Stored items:
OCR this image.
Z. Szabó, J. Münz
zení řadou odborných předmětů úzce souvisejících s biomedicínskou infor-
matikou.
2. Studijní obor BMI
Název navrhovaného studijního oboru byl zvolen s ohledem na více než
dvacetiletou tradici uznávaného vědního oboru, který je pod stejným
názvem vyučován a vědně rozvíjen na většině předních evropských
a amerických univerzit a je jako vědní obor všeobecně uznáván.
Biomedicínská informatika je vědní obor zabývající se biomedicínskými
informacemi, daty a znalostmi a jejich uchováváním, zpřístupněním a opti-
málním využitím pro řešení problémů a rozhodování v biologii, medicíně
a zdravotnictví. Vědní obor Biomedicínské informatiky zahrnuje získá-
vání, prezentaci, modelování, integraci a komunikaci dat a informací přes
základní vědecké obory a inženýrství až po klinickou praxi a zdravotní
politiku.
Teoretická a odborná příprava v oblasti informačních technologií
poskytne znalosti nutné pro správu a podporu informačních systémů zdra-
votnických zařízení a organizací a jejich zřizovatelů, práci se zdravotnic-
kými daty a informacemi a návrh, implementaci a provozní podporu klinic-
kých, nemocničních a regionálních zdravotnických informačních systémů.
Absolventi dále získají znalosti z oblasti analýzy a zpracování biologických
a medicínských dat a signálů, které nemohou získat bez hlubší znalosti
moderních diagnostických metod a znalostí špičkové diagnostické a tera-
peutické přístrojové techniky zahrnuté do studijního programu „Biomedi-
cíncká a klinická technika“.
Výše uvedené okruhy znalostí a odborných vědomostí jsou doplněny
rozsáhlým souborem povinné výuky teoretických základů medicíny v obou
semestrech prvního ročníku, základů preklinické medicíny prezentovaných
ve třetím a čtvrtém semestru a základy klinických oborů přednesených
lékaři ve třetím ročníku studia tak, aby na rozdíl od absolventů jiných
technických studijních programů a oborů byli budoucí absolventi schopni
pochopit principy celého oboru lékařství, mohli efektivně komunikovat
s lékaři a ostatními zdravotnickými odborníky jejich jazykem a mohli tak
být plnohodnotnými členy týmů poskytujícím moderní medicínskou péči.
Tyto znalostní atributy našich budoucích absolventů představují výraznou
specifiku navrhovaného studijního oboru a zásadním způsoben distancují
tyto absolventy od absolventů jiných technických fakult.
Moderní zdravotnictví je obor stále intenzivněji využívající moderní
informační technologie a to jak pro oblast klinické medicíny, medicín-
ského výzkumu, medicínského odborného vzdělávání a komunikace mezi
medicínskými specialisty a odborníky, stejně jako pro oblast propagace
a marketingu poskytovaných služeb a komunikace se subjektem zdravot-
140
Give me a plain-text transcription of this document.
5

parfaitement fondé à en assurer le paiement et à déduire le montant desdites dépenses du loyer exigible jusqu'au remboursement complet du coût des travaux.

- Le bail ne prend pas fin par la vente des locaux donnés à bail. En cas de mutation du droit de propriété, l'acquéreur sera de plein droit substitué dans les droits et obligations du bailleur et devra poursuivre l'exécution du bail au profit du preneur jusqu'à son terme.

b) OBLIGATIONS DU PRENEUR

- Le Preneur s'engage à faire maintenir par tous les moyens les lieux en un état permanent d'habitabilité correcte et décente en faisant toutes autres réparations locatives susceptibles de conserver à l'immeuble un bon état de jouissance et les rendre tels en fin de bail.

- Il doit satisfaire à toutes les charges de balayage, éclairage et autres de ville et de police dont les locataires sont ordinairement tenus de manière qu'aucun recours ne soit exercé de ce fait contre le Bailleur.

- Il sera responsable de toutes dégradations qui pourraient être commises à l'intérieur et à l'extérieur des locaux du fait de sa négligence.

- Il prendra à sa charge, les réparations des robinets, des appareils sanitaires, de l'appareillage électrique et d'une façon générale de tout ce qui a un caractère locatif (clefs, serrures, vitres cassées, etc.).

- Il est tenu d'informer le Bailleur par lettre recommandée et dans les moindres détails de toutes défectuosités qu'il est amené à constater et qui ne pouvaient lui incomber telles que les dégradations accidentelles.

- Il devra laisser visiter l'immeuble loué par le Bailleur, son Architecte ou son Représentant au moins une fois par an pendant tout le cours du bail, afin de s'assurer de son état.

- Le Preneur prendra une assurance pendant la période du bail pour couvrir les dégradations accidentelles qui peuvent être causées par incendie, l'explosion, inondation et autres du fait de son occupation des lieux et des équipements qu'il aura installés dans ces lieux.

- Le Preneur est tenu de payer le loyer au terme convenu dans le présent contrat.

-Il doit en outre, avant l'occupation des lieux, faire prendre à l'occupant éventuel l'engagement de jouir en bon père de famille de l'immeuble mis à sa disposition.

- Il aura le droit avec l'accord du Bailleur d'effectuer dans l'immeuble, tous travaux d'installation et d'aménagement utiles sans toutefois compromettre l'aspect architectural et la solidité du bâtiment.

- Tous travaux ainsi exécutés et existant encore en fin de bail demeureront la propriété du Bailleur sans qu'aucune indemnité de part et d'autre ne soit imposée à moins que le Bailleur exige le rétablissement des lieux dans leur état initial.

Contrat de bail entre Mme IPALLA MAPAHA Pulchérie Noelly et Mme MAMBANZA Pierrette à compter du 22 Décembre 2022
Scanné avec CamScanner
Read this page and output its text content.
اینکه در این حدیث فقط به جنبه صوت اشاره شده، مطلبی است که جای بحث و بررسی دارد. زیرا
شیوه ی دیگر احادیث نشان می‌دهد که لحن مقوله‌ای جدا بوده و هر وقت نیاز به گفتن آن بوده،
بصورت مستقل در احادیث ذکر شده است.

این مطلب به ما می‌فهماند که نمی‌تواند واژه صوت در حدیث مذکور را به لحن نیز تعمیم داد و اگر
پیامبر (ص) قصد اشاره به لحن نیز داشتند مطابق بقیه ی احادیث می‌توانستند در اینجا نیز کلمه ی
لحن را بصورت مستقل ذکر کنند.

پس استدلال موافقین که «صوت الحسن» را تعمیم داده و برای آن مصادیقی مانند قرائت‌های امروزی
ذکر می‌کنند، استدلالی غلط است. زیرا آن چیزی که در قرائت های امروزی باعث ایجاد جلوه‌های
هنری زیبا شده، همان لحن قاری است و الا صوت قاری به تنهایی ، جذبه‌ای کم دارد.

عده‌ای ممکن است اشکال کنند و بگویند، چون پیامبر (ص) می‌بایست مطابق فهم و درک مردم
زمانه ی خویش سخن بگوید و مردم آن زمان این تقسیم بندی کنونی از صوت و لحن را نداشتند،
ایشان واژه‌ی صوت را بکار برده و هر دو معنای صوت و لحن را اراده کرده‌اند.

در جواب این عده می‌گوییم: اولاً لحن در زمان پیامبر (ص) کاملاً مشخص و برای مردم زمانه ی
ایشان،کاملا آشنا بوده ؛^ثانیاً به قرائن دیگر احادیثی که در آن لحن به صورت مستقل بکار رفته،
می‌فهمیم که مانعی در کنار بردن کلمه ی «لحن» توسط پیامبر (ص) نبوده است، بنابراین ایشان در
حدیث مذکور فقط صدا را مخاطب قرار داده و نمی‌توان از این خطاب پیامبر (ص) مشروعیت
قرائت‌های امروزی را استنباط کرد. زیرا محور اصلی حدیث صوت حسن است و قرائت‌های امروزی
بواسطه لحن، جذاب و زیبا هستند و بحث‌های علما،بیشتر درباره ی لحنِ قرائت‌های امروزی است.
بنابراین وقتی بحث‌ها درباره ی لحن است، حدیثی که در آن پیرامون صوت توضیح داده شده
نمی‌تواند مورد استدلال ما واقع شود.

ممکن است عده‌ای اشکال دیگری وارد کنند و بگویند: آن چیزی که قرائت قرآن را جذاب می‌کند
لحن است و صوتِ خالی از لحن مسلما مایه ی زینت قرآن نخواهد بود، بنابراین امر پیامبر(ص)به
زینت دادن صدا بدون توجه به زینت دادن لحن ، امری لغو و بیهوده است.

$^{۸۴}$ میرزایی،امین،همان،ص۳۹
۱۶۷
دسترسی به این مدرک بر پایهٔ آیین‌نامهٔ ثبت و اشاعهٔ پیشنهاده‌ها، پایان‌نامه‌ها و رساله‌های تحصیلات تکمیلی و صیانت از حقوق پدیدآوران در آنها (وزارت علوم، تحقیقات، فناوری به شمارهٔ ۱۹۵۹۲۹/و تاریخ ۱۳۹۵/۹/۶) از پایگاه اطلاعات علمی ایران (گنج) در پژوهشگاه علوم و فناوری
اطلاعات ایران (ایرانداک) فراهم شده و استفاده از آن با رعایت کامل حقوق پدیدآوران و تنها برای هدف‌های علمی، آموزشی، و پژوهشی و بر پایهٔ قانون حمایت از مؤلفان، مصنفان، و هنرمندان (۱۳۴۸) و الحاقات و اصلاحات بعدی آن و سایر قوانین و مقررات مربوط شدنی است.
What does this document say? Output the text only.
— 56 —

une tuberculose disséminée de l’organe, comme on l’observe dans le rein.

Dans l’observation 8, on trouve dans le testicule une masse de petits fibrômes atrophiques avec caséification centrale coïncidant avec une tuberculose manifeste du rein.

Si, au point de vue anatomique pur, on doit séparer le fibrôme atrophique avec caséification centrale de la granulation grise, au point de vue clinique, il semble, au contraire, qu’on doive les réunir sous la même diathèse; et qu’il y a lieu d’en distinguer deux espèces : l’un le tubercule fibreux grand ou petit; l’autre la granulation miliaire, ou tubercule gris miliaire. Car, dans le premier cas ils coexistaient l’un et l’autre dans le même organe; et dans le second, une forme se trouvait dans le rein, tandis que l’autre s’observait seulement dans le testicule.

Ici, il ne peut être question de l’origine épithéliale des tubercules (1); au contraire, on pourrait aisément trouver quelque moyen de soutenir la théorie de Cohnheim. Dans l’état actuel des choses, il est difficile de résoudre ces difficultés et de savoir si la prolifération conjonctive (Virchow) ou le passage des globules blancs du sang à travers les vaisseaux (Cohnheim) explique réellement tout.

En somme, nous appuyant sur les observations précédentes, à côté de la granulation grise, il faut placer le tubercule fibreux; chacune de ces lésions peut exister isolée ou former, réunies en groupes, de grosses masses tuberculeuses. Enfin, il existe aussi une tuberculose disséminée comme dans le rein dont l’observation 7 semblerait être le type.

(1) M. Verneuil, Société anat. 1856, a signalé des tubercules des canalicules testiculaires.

## Set task
Using the listing above, pull out all lines that hold the word "حقوق".

## The answer
دسترسی به این مدرک بر پایهٔ آیین‌نامهٔ ثبت و اشاعهٔ پیشنهاده‌ها، پایان‌نامه‌ها و رساله‌های تحصیلات تکمیلی و صیانت از حقوق پدیدآوران در آنها (وزارت علوم، تحقیقات، فناوری به شمارهٔ ۱۹۵۹۲۹/و تاریخ ۱۳۹۵/۹/۶) از پایگاه اطلاعات علمی ایران (گنج) در پژوهشگاه علوم و فناوری
اطلاعات ایران (ایرانداک) فراهم شده و استفاده از آن با رعایت کامل حقوق پدیدآوران و تنها برای هدف‌های علمی، آموزشی، و پژوهشی و بر پایهٔ قانون حمایت از مؤلفان، مصنفان، و هنرمندان (۱۳۴۸) و الحاقات و اصلاحات بعدی آن و سایر قوانین و مقررات مربوط شدنی است.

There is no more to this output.